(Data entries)
========================
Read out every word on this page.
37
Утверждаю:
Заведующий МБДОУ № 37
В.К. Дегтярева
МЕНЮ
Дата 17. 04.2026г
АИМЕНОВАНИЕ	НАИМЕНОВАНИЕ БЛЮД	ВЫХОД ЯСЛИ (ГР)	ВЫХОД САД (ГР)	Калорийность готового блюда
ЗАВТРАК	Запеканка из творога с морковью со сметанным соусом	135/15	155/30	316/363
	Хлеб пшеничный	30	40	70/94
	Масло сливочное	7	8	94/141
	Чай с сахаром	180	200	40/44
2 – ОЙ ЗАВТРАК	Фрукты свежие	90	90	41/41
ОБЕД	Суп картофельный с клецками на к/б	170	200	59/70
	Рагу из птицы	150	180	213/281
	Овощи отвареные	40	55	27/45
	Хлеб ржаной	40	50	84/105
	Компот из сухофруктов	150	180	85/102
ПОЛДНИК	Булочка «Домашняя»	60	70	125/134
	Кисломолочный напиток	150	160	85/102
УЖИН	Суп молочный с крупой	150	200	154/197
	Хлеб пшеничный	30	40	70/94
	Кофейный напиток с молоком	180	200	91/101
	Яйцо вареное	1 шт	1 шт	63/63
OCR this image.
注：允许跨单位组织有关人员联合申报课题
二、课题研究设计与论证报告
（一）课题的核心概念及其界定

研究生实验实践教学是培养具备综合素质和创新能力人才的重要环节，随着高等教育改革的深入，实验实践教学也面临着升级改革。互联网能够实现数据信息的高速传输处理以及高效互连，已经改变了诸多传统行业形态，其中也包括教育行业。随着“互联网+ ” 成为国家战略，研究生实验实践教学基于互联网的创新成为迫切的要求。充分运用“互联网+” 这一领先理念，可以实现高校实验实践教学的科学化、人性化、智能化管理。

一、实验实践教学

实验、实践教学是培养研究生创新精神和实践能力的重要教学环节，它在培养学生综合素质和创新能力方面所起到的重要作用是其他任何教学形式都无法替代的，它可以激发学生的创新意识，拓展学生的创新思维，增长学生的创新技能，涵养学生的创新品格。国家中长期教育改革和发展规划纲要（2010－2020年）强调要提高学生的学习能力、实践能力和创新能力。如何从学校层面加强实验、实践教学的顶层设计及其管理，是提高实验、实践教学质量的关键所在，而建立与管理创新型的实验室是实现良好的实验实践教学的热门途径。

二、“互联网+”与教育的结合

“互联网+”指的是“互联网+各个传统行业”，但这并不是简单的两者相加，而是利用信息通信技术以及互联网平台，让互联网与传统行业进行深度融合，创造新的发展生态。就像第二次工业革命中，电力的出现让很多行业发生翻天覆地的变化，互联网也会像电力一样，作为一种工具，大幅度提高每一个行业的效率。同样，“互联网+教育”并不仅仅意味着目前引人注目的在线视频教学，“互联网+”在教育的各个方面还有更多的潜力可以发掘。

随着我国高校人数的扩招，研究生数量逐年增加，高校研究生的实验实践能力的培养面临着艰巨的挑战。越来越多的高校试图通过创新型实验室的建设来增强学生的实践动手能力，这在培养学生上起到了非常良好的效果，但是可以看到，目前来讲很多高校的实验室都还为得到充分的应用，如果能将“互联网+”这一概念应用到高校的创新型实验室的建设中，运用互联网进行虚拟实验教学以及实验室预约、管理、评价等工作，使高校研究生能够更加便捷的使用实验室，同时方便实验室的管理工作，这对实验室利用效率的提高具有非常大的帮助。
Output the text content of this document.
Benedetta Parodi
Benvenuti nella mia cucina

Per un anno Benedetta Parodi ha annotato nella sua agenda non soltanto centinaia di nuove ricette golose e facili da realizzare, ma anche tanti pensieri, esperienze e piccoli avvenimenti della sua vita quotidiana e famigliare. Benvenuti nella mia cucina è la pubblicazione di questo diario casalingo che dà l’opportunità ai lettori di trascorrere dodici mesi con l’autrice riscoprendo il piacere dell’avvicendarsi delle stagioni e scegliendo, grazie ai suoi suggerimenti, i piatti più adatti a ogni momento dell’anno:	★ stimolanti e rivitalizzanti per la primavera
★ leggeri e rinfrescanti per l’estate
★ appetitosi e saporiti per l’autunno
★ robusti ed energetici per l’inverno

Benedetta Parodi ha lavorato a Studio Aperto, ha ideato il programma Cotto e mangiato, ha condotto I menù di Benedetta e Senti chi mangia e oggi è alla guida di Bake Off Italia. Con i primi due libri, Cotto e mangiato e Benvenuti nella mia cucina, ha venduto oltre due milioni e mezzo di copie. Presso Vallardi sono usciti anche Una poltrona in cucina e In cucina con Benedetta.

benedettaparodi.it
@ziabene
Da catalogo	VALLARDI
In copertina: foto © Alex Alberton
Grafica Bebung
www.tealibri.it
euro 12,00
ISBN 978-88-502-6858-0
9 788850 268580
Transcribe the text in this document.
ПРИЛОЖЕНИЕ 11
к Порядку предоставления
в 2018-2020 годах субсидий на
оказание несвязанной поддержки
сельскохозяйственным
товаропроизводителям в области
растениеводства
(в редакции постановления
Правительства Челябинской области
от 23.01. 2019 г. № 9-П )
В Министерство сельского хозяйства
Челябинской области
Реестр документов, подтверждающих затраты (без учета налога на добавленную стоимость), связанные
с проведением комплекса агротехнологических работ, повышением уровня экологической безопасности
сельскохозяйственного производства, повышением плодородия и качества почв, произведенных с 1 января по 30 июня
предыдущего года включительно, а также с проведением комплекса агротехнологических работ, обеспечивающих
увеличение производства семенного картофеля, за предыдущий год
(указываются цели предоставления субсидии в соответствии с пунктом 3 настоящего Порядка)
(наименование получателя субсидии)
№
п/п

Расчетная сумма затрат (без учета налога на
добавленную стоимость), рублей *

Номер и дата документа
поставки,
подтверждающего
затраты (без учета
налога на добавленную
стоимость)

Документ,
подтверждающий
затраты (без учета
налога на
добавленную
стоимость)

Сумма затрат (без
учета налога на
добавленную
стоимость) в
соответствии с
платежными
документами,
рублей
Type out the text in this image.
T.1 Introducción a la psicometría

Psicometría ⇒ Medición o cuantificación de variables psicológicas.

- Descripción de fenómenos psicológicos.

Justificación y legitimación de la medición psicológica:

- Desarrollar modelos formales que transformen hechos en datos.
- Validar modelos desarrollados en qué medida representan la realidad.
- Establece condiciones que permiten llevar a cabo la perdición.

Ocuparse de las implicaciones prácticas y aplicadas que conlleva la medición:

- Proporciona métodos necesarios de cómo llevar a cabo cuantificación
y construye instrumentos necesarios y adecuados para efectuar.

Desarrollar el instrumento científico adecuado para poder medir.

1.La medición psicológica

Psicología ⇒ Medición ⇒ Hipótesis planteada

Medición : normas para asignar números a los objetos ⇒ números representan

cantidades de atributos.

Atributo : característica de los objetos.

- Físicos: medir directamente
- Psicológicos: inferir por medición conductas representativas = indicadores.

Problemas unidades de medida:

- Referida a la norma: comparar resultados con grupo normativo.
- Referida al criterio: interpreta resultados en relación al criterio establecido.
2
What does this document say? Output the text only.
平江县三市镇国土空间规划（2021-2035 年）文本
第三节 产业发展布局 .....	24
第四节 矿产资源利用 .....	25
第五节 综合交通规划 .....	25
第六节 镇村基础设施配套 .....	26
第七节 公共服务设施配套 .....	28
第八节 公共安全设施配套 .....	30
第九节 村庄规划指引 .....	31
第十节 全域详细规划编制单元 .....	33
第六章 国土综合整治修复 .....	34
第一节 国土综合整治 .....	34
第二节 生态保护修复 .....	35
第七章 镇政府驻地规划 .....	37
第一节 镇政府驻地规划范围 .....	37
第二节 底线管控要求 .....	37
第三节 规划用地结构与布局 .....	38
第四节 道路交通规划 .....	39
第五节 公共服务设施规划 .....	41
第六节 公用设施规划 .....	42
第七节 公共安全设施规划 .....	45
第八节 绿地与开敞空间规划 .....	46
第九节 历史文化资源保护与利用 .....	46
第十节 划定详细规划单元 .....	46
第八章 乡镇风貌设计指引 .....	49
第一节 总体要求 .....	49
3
========================
* Required task:
Pull every line containing "повышением" from the material above.

* Written reply:
с проведением комплекса агротехнологических работ, повышением уровня экологической безопасности
сельскохозяйственного производства, повышением плодородия и качества почв, произведенных с 1 января по 30 июня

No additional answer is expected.